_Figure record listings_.
%%
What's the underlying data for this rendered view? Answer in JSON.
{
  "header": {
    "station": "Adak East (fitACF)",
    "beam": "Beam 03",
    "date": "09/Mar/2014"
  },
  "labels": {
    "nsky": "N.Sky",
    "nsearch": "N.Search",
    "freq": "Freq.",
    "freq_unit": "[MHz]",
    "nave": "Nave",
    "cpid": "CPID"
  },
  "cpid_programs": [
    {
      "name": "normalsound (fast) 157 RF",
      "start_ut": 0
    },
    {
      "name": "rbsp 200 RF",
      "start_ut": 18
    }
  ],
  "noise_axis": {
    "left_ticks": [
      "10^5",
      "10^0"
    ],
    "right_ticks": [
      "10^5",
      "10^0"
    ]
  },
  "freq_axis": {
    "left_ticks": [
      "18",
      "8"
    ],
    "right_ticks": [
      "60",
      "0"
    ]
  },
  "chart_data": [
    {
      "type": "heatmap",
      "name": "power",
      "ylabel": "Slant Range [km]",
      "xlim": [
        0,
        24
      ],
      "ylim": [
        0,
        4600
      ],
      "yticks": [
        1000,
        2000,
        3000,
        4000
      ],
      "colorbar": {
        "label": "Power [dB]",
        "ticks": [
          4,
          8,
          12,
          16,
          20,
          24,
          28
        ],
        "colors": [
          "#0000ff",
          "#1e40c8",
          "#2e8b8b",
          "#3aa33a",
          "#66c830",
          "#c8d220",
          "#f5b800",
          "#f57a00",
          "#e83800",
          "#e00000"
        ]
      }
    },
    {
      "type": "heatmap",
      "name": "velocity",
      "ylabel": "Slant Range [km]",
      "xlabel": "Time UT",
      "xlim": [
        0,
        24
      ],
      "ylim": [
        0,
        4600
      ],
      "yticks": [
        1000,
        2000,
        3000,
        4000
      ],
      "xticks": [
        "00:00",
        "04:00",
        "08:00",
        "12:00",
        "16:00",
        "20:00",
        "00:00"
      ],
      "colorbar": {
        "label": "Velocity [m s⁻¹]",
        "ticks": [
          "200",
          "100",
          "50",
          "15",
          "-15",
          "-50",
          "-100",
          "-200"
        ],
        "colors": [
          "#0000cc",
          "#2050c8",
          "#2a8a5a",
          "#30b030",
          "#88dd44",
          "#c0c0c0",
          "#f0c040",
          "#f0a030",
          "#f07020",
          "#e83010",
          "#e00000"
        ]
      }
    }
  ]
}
%%
_EXERCISE REQUIREMENTS_.
Collect every line above that contains the word "name".

_WRITTEN ANSWER_.
      "name": "normalsound (fast) 157 RF",
      "name": "rbsp 200 RF",
      "name": "power",
      "name": "velocity",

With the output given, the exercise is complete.